Start of Supplied data

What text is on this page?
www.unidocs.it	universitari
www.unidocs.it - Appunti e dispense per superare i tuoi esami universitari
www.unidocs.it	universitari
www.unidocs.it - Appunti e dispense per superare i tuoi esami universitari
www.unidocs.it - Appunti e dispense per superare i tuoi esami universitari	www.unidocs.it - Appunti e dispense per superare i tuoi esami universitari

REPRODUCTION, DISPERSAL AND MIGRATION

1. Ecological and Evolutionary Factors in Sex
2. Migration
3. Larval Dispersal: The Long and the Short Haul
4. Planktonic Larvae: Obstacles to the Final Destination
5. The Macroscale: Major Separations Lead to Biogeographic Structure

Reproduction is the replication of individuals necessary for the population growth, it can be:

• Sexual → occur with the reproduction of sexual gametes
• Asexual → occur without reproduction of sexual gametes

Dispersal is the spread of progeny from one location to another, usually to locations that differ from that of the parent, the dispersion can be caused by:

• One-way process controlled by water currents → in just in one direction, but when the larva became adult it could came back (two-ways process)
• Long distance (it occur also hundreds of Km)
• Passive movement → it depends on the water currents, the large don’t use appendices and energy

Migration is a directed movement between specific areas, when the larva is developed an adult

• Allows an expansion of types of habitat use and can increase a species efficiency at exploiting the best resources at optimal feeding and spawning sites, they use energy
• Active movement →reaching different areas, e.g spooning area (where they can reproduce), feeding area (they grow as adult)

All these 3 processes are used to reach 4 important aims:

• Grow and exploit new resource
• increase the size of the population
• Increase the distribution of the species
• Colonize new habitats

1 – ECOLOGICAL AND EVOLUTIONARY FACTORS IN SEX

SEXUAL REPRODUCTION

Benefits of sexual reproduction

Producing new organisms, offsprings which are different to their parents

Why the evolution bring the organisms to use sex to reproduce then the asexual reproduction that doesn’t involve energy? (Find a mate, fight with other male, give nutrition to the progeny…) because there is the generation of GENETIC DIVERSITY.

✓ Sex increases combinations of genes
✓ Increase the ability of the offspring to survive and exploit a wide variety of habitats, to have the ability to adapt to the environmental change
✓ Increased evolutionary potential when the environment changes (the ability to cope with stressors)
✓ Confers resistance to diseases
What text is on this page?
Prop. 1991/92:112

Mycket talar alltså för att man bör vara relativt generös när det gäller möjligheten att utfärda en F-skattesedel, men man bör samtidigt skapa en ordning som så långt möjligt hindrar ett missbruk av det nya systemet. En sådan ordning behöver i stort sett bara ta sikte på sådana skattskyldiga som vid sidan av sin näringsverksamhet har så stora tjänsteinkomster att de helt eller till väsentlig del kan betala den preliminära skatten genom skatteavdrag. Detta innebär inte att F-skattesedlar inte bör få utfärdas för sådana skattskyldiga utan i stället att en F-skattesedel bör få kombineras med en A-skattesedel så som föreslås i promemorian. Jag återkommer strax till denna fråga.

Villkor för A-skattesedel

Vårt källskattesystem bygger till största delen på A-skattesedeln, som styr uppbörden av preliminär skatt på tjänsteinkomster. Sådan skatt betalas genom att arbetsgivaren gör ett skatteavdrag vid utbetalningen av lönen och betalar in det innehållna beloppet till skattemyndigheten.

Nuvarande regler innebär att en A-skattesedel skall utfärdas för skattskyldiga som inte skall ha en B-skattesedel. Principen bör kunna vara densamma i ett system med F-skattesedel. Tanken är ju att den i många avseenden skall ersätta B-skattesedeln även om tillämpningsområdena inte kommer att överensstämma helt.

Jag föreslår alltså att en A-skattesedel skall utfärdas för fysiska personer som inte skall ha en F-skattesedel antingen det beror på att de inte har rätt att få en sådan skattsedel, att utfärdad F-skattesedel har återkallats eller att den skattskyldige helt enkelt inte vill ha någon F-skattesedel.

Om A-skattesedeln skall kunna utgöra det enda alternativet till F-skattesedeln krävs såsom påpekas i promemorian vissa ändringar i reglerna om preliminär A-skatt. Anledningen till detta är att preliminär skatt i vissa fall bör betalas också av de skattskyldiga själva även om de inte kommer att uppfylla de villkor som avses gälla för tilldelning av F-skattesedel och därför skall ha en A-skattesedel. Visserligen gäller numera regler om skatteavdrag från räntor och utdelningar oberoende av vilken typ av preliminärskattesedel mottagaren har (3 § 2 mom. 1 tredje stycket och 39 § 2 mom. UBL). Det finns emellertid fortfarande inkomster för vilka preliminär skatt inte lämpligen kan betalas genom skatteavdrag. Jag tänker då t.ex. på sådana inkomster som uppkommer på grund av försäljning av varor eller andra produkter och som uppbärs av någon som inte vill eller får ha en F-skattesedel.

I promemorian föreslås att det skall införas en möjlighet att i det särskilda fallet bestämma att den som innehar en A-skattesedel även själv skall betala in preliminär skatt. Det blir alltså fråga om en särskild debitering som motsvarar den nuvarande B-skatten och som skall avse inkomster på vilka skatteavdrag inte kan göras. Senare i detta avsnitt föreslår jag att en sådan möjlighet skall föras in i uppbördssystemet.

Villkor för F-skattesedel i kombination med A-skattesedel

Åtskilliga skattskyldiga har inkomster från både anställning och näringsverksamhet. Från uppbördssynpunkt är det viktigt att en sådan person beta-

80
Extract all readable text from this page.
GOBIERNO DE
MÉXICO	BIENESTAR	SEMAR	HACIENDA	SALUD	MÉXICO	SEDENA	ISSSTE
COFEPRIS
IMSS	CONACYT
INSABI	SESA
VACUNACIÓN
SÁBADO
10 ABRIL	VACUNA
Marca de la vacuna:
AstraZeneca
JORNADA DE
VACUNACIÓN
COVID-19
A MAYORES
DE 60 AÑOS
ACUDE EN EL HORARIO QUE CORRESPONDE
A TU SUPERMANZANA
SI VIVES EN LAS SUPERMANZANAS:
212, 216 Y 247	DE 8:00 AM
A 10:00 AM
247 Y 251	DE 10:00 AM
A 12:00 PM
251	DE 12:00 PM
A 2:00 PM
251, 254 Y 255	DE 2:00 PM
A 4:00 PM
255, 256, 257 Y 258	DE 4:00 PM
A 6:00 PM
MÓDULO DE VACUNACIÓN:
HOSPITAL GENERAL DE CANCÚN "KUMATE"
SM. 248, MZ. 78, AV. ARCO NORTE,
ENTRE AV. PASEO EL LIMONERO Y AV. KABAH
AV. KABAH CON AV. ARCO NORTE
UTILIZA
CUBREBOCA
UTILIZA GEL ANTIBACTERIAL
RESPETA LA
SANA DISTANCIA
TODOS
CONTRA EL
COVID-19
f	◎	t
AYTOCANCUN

End of Supplied data

Task requirements: Tally the lines that hold the word "organisms" in the listing, and give the tally with nothing else.

Task result: 2